以RNA序列資料偵測差異表現基因的統計方法比較

Abstract

由於次世代定序(next-generation sequencing, NGS)的發展，核醣核酸定序(RNA-seq)實驗對基因體研究將出現改革性的影響。與既有的微陣列實驗相比，RNA-seq實驗常提供了更準確的訊號。隨著定序成本的下降，RNA-seq被認為將取代微陣列實驗。數個分析RNA-seq資料的統計方法已被發展，如edgeR、DESeq2、baySeq、TSPM、NOISeq、SAMseq、Limma、EBSeq以及PoissonSeq等，這九個統計方法在RNA-seq資料分析中常被使用。然而，這些方法之前置正規化處理、序列讀數的統計分布假設、偵測差異表現基因的統計方法以及錯誤發現率控制法皆有不同。如何選擇一個較具檢定力的方法仍是待解決的問題。在本論文中，我們針對此九個方法提供一系統性的整理與比較。除了蒙地卡羅(Monte-Carlo)模擬外，亦呈現兩則實際資料分析。根據我們的模擬結果，一般言之，Limma方法和baySeq方法的表現最好，其中Limma方法的計算時間較短，為所有方法中較具分析RNA-seq資料潛力的方法。

As the development of next-generation sequencing technologies, RNA-sequencing (RNA-seq) experiment is revolutionizing genomic studies. Compared with the existing microarray technology, RNA-seq usually provides more precise signals. RNA-seq experiment is considered to replace microarray technology when the sequencing cost decreases. Several statistical methods for RNA-seq data analysis have been developed, such as edgeR, DESeq2, baySeq, TSPM, NOISeq, SAMseq, Limma, EBSeq, and PoissonSeq, etc. These nine statistical methods are popular in current RNA-seq data analyses. However, the normalization strategies, the distribution assumptions for reads counts, the statistical methods to detect differentially expressed genes, and the false discovery rate control for the nine methods are different. How to choose a more powerful method is still an open question. In this thesis, we provide a systematic summary and comparison of these nine methods. In addition to Monte-Carlo simulation studies, two real data analyses were also performed. Based on our simulation results, generally Limma and baySeq had the best performance among the nine methods we compared. Moreover, Limma was more computationally feasible than baySeq. Among these nine methods, Limma has more potential to analyze RNA-seq data.
══════════
● 練習目標
根據這篇RNA-seq統計方法比較的摘要，模擬結果顯示哪兩個方法的表現最好？
══════════
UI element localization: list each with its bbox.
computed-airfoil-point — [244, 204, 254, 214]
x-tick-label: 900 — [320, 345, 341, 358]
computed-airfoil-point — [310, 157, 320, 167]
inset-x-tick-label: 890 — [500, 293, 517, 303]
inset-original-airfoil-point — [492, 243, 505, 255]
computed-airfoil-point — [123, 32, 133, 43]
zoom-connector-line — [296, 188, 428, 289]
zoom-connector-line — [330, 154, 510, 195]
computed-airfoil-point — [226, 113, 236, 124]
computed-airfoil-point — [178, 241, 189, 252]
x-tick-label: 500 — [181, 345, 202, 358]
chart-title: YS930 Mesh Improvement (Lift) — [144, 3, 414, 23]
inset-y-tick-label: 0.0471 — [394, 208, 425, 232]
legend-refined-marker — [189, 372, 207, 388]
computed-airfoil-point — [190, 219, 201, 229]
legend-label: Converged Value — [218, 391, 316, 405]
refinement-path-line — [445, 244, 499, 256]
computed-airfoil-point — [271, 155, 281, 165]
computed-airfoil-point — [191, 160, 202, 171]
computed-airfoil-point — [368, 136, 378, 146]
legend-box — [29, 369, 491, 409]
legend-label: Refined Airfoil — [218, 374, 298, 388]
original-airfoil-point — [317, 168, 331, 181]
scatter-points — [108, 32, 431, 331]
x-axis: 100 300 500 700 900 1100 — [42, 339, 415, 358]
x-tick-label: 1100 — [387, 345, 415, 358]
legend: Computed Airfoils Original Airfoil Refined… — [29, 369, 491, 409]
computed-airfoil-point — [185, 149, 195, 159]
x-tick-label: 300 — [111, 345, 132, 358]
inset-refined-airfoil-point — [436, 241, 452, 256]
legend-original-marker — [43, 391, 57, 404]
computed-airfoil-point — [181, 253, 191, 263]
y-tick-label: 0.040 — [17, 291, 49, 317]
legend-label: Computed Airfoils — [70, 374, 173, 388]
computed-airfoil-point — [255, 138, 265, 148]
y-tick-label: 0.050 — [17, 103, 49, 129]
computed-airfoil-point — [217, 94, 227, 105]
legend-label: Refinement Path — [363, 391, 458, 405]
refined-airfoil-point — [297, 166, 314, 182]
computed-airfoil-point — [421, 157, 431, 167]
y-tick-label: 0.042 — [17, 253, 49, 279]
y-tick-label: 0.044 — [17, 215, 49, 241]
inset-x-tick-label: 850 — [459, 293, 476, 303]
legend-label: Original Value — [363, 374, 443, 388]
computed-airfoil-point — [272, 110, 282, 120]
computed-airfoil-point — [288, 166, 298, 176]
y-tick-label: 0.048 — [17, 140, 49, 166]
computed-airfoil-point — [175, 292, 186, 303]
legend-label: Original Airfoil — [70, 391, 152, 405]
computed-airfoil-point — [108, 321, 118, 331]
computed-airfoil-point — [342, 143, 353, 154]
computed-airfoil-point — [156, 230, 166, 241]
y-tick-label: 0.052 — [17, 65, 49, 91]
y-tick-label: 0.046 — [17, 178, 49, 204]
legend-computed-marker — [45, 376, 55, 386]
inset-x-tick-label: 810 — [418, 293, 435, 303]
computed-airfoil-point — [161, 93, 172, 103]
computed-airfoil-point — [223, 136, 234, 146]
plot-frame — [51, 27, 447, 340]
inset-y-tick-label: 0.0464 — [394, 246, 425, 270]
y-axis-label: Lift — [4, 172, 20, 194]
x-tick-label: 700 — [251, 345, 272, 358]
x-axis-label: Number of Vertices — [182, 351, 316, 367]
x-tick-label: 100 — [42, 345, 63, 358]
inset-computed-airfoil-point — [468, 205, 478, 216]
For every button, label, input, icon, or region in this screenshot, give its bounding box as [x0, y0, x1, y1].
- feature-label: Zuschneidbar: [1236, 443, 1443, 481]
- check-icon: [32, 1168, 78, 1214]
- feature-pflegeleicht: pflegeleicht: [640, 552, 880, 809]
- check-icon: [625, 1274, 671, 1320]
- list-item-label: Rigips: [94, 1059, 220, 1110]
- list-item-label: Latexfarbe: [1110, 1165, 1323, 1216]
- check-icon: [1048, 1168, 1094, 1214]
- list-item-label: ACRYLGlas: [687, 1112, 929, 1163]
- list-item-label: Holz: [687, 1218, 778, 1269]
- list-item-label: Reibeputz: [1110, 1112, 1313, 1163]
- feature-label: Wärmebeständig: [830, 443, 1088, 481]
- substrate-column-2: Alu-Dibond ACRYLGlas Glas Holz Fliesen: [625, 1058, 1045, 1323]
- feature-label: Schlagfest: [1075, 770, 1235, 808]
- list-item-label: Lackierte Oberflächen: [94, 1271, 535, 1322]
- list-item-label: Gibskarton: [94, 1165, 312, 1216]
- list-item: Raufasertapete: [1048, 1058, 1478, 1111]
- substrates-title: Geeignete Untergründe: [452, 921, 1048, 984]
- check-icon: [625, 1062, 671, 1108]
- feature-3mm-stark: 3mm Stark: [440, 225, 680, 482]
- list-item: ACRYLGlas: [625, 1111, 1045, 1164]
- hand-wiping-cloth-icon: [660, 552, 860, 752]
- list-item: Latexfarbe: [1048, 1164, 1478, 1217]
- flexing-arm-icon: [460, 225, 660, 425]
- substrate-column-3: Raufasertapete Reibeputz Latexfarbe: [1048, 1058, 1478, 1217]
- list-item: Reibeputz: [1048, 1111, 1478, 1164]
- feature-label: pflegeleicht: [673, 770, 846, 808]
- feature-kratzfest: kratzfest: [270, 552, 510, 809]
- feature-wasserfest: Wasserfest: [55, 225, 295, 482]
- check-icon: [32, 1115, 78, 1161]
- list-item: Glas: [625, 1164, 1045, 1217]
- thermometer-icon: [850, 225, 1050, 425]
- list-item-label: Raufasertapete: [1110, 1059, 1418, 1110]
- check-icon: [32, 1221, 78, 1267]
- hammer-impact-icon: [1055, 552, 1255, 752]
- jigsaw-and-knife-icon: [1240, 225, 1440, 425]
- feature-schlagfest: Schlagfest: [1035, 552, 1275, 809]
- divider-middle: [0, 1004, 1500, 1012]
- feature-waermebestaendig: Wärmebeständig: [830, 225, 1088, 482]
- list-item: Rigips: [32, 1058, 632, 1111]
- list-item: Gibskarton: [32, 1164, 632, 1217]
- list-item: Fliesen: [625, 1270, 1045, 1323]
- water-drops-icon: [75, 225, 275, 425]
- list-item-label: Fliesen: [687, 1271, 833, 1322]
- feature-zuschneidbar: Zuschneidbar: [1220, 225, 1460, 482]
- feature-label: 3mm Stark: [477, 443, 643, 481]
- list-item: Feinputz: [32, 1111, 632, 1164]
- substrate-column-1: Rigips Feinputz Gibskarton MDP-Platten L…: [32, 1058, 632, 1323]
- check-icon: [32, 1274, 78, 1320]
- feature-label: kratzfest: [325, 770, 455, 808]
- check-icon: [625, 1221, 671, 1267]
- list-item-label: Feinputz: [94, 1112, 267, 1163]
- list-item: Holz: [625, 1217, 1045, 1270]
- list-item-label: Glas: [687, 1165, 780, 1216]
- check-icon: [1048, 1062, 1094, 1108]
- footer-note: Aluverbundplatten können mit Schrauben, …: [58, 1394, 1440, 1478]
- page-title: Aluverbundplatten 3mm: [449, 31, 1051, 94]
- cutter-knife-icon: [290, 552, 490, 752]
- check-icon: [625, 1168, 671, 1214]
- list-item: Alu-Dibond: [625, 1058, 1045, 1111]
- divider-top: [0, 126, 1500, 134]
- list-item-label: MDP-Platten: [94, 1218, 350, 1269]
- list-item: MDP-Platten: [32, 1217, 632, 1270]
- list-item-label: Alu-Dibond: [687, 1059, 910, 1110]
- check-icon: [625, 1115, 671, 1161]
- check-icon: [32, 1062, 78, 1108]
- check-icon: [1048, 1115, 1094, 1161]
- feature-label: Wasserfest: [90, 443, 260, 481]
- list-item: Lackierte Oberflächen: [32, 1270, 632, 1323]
══════════
● 書面回答
Limma方法和baySeq方法。